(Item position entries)
============

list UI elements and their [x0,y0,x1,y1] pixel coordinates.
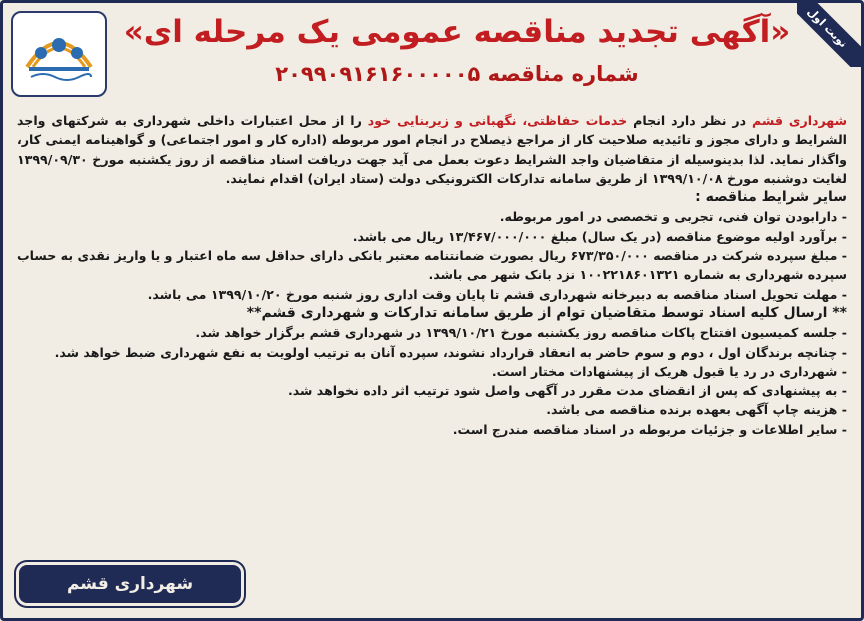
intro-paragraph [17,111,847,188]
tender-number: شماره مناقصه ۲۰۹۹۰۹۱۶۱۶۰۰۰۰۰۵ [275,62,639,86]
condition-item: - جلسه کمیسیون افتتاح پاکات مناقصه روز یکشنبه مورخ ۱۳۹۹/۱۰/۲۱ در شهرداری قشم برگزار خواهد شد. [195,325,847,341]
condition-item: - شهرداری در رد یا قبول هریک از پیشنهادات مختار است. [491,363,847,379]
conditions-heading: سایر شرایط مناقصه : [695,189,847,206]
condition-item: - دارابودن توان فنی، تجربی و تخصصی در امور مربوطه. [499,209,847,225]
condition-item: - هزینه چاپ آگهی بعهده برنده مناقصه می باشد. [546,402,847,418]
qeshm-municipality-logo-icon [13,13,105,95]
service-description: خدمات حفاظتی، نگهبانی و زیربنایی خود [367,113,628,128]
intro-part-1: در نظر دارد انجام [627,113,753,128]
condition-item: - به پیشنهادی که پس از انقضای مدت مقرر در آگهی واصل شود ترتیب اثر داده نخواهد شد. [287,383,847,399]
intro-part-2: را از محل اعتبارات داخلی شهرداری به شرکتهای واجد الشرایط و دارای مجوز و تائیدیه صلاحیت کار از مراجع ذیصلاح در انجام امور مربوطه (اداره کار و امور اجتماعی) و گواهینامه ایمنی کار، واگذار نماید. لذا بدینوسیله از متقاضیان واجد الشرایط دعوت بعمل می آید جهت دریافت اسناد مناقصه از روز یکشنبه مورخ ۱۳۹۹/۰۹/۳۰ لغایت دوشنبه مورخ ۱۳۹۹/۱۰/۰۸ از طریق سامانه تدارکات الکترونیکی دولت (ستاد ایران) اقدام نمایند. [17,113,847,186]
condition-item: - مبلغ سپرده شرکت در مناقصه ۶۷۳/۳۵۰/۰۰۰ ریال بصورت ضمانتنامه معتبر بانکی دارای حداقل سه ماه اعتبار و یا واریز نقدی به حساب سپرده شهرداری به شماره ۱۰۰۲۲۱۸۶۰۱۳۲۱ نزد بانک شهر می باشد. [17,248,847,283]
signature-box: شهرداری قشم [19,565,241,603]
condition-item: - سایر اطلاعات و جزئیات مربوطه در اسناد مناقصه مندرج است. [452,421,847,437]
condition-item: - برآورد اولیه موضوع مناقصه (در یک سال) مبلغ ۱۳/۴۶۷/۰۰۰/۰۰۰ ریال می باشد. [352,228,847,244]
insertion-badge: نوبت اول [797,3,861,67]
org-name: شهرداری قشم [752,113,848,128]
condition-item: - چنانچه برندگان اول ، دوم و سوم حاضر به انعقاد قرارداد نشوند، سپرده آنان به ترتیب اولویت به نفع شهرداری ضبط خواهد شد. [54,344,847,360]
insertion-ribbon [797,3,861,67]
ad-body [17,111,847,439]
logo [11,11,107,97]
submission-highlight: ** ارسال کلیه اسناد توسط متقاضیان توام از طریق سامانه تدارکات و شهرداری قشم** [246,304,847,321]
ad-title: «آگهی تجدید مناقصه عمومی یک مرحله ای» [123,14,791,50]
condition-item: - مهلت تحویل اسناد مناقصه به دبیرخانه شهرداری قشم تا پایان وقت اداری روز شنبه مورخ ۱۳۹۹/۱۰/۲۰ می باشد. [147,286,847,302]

============

● TASK DESCRIPTION: Print every line of the listing above word for word, leaving out any picture.

● RESULT FOR THIS TASK:
list UI elements and their [x0,y0,x1,y1] pixel coordinates.
intro-paragraph [17,111,847,188]
tender-number: شماره مناقصه ۲۰۹۹۰۹۱۶۱۶۰۰۰۰۰۵ [275,62,639,86]
condition-item: - جلسه کمیسیون افتتاح پاکات مناقصه روز یکشنبه مورخ ۱۳۹۹/۱۰/۲۱ در شهرداری قشم برگزار خواهد شد. [195,325,847,341]
condition-item: - شهرداری در رد یا قبول هریک از پیشنهادات مختار است. [491,363,847,379]
conditions-heading: سایر شرایط مناقصه : [695,189,847,206]
condition-item: - دارابودن توان فنی، تجربی و تخصصی در امور مربوطه. [499,209,847,225]
condition-item: - هزینه چاپ آگهی بعهده برنده مناقصه می باشد. [546,402,847,418]
qeshm-municipality-logo-icon [13,13,105,95]
service-description: خدمات حفاظتی، نگهبانی و زیربنایی خود [367,113,628,128]
intro-part-1: در نظر دارد انجام [627,113,753,128]
condition-item: - به پیشنهادی که پس از انقضای مدت مقرر در آگهی واصل شود ترتیب اثر داده نخواهد شد. [287,383,847,399]
intro-part-2: را از محل اعتبارات داخلی شهرداری به شرکتهای واجد الشرایط و دارای مجوز و تائیدیه صلاحیت کار از مراجع ذیصلاح در انجام امور مربوطه (اداره کار و امور اجتماعی) و گواهینامه ایمنی کار، واگذار نماید. لذا بدینوسیله از متقاضیان واجد الشرایط دعوت بعمل می آید جهت دریافت اسناد مناقصه از روز یکشنبه مورخ ۱۳۹۹/۰۹/۳۰ لغایت دوشنبه مورخ ۱۳۹۹/۱۰/۰۸ از طریق سامانه تدارکات الکترونیکی دولت (ستاد ایران) اقدام نمایند. [17,113,847,186]
condition-item: - مبلغ سپرده شرکت در مناقصه ۶۷۳/۳۵۰/۰۰۰ ریال بصورت ضمانتنامه معتبر بانکی دارای حداقل سه ماه اعتبار و یا واریز نقدی به حساب سپرده شهرداری به شماره ۱۰۰۲۲۱۸۶۰۱۳۲۱ نزد بانک شهر می باشد. [17,248,847,283]
signature-box: شهرداری قشم [19,565,241,603]
condition-item: - سایر اطلاعات و جزئیات مربوطه در اسناد مناقصه مندرج است. [452,421,847,437]
condition-item: - برآورد اولیه موضوع مناقصه (در یک سال) مبلغ ۱۳/۴۶۷/۰۰۰/۰۰۰ ریال می باشد. [352,228,847,244]
insertion-badge: نوبت اول [797,3,861,67]
org-name: شهرداری قشم [752,113,848,128]
condition-item: - چنانچه برندگان اول ، دوم و سوم حاضر به انعقاد قرارداد نشوند، سپرده آنان به ترتیب اولویت به نفع شهرداری ضبط خواهد شد. [54,344,847,360]
insertion-ribbon [797,3,861,67]
ad-body [17,111,847,439]
logo [11,11,107,97]
submission-highlight: ** ارسال کلیه اسناد توسط متقاضیان توام از طریق سامانه تدارکات و شهرداری قشم** [246,304,847,321]
ad-title: «آگهی تجدید مناقصه عمومی یک مرحله ای» [123,14,791,50]
condition-item: - مهلت تحویل اسناد مناقصه به دبیرخانه شهرداری قشم تا پایان وقت اداری روز شنبه مورخ ۱۳۹۹/۱۰/۲۰ می باشد. [147,286,847,302]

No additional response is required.